* **TASK TO COMPLETE**: Reproduce the following material exactly, including every line.

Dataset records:
◆ ◆ ◆ ◆ ◆

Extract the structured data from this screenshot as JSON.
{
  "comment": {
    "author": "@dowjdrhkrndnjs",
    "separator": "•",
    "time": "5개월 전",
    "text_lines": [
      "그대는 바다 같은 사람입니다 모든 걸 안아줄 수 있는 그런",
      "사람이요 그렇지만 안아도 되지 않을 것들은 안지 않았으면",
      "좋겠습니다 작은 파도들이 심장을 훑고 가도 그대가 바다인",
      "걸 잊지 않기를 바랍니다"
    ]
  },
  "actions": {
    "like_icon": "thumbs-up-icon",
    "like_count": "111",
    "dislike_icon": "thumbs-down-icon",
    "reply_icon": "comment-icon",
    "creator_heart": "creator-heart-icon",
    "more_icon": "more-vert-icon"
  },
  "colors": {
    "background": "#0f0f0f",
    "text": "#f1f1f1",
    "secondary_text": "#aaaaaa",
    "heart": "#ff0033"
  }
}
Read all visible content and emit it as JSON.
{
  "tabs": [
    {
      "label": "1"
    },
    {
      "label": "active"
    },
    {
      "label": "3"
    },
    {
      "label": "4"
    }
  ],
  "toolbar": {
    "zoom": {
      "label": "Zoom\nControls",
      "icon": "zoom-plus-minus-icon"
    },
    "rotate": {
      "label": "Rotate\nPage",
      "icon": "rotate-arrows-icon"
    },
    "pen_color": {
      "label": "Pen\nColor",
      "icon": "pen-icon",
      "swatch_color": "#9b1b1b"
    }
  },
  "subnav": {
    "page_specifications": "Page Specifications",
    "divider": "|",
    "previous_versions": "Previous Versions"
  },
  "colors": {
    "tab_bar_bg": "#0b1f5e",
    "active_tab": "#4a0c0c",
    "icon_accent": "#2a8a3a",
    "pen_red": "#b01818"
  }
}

◆ ◆ ◆ ◆ ◆

* **RESULT BELOW**:
Extract the structured data from this screenshot as JSON.
{
  "comment": {
    "author": "@dowjdrhkrndnjs",
    "separator": "•",
    "time": "5개월 전",
    "text_lines": [
      "그대는 바다 같은 사람입니다 모든 걸 안아줄 수 있는 그런",
      "사람이요 그렇지만 안아도 되지 않을 것들은 안지 않았으면",
      "좋겠습니다 작은 파도들이 심장을 훑고 가도 그대가 바다인",
      "걸 잊지 않기를 바랍니다"
    ]
  },
  "actions": {
    "like_icon": "thumbs-up-icon",
    "like_count": "111",
    "dislike_icon": "thumbs-down-icon",
    "reply_icon": "comment-icon",
    "creator_heart": "creator-heart-icon",
    "more_icon": "more-vert-icon"
  },
  "colors": {
    "background": "#0f0f0f",
    "text": "#f1f1f1",
    "secondary_text": "#aaaaaa",
    "heart": "#ff0033"
  }
}
Read all visible content and emit it as JSON.
{
  "tabs": [
    {
      "label": "1"
    },
    {
      "label": "active"
    },
    {
      "label": "3"
    },
    {
      "label": "4"
    }
  ],
  "toolbar": {
    "zoom": {
      "label": "Zoom\nControls",
      "icon": "zoom-plus-minus-icon"
    },
    "rotate": {
      "label": "Rotate\nPage",
      "icon": "rotate-arrows-icon"
    },
    "pen_color": {
      "label": "Pen\nColor",
      "icon": "pen-icon",
      "swatch_color": "#9b1b1b"
    }
  },
  "subnav": {
    "page_specifications": "Page Specifications",
    "divider": "|",
    "previous_versions": "Previous Versions"
  },
  "colors": {
    "tab_bar_bg": "#0b1f5e",
    "active_tab": "#4a0c0c",
    "icon_accent": "#2a8a3a",
    "pen_red": "#b01818"
  }
}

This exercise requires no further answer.